------ SUPPLIED ENTRIES
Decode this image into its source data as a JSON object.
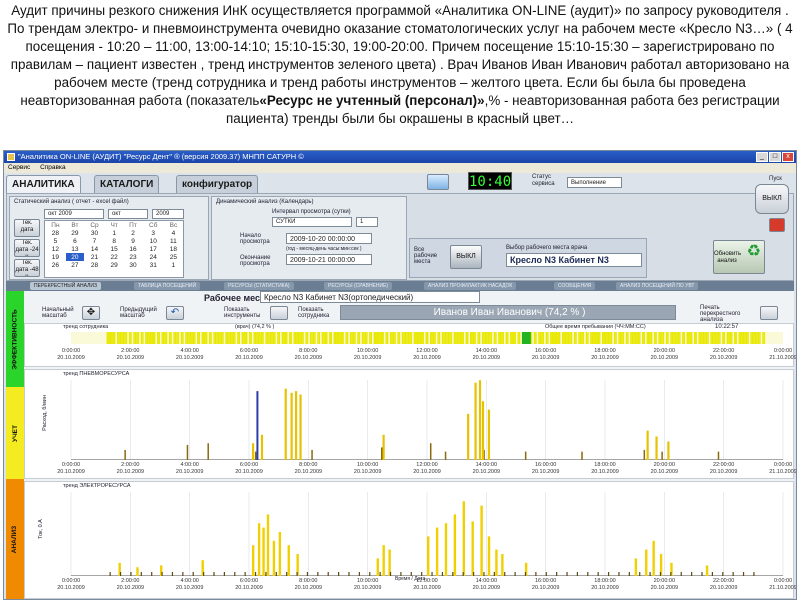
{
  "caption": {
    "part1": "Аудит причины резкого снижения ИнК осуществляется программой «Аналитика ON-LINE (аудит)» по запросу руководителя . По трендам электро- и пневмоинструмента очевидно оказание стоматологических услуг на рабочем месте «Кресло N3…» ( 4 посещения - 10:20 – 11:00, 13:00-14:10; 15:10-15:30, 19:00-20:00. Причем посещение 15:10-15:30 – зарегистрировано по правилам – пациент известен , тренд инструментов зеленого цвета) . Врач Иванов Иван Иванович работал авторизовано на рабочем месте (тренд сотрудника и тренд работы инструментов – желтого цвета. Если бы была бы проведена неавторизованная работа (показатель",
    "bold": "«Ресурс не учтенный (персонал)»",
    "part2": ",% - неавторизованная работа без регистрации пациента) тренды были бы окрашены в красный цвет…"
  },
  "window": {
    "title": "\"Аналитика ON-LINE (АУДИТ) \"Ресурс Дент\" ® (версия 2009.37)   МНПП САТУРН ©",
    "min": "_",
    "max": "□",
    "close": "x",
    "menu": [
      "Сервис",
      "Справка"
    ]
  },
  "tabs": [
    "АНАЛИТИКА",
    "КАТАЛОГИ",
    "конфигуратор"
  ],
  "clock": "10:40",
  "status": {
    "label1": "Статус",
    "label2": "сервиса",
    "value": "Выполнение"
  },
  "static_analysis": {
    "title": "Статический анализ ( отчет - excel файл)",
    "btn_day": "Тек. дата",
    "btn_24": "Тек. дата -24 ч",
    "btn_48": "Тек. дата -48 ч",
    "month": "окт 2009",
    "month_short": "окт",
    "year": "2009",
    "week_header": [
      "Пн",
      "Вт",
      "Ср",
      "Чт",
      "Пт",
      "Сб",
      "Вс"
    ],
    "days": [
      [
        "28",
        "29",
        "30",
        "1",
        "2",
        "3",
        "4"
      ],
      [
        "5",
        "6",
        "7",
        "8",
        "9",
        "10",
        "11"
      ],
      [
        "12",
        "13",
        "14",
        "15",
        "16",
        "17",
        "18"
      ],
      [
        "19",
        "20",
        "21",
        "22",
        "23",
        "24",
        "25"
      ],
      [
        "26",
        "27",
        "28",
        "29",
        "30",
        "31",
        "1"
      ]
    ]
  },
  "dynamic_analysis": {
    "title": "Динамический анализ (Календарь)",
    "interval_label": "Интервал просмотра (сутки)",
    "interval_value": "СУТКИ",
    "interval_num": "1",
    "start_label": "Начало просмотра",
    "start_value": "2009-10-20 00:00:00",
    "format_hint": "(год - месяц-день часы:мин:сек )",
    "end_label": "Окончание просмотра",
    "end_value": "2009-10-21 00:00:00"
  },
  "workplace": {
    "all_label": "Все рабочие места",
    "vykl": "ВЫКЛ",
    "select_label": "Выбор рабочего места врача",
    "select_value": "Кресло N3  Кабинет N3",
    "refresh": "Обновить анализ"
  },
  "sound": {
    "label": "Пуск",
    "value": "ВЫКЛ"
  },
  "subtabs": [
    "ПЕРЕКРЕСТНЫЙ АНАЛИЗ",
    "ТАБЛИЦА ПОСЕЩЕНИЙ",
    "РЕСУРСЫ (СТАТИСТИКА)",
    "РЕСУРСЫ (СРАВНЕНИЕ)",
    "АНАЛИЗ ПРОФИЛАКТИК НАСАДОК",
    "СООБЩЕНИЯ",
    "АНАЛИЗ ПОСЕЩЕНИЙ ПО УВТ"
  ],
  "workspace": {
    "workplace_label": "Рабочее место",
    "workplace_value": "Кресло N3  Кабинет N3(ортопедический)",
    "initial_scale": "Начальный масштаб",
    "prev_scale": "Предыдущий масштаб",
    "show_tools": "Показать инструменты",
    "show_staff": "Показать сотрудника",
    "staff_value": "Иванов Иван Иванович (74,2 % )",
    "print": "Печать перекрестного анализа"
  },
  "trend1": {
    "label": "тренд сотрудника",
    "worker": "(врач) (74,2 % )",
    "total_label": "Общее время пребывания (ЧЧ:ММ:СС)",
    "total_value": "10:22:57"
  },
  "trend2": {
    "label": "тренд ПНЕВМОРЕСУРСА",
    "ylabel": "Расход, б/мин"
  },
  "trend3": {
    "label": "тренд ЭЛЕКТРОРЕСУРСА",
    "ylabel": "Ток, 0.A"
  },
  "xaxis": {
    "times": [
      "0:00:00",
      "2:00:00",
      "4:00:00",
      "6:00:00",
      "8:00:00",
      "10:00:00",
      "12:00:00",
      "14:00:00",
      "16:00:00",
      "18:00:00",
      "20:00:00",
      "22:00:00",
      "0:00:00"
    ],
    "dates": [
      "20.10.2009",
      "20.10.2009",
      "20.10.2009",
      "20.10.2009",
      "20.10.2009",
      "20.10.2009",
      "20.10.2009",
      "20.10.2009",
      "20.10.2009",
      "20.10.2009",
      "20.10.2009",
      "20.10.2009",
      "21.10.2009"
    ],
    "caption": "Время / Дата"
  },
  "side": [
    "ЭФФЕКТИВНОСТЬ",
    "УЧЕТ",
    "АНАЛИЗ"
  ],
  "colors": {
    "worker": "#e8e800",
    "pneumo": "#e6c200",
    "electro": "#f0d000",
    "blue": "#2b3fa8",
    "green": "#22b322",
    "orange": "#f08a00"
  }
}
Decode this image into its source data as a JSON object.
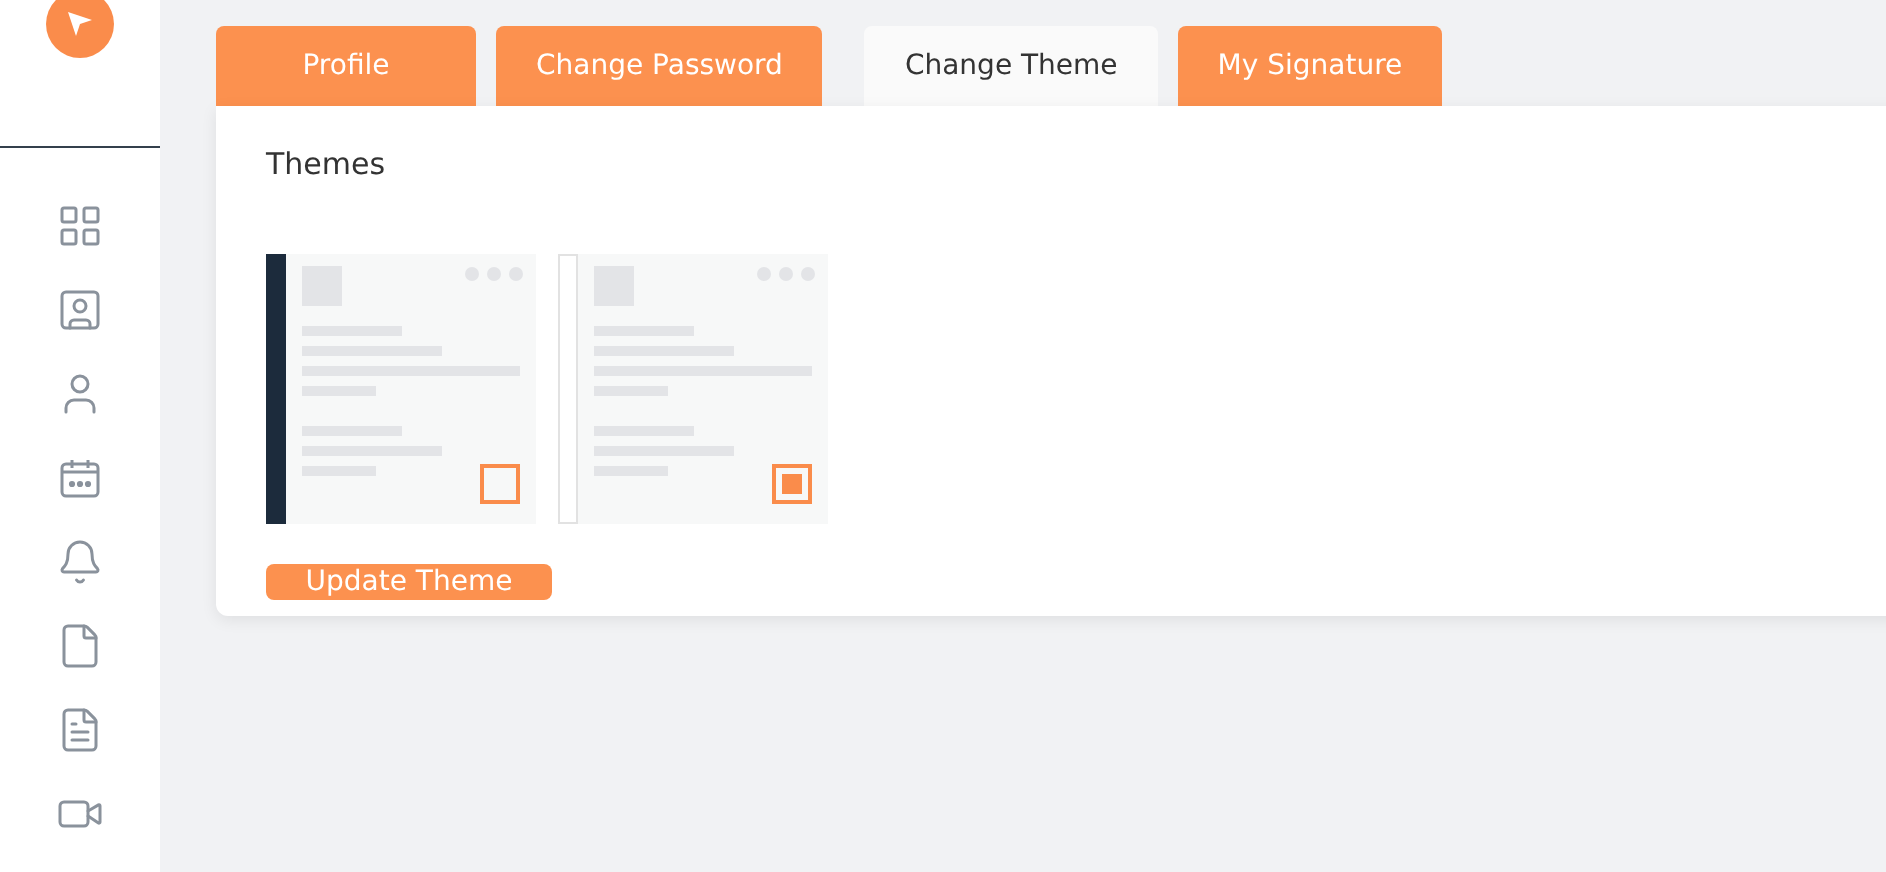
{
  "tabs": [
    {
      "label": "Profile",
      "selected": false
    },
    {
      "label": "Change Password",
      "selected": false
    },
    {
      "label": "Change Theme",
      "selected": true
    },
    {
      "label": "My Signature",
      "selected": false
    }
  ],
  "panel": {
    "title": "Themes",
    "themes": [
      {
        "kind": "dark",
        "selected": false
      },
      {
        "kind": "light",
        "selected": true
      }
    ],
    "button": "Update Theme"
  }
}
------------
EXERCISE INSTRUCTIONS >> Copy down every line of the material above that includes the string "Иванович".

ANSWER BELOW >>
    "part1": "Аудит причины резкого снижения ИнК осуществляется программой «Аналитика ON-LINE (аудит)» по запросу руководителя . По трендам электро- и пневмоинструмента очевидно оказание стоматологических услуг на рабочем месте «Кресло N3…» ( 4 посещения - 10:20 – 11:00, 13:00-14:10; 15:10-15:30, 19:00-20:00. Причем посещение 15:10-15:30 – зарегистрировано по правилам – пациент известен , тренд инструментов зеленого цвета) . Врач Иванов Иван Иванович работал авторизовано на рабочем месте (тренд сотрудника и тренд работы инструментов – желтого цвета. Если бы была бы проведена неавторизованная работа (показатель",
    "staff_value": "Иванов Иван Иванович (74,2 % )",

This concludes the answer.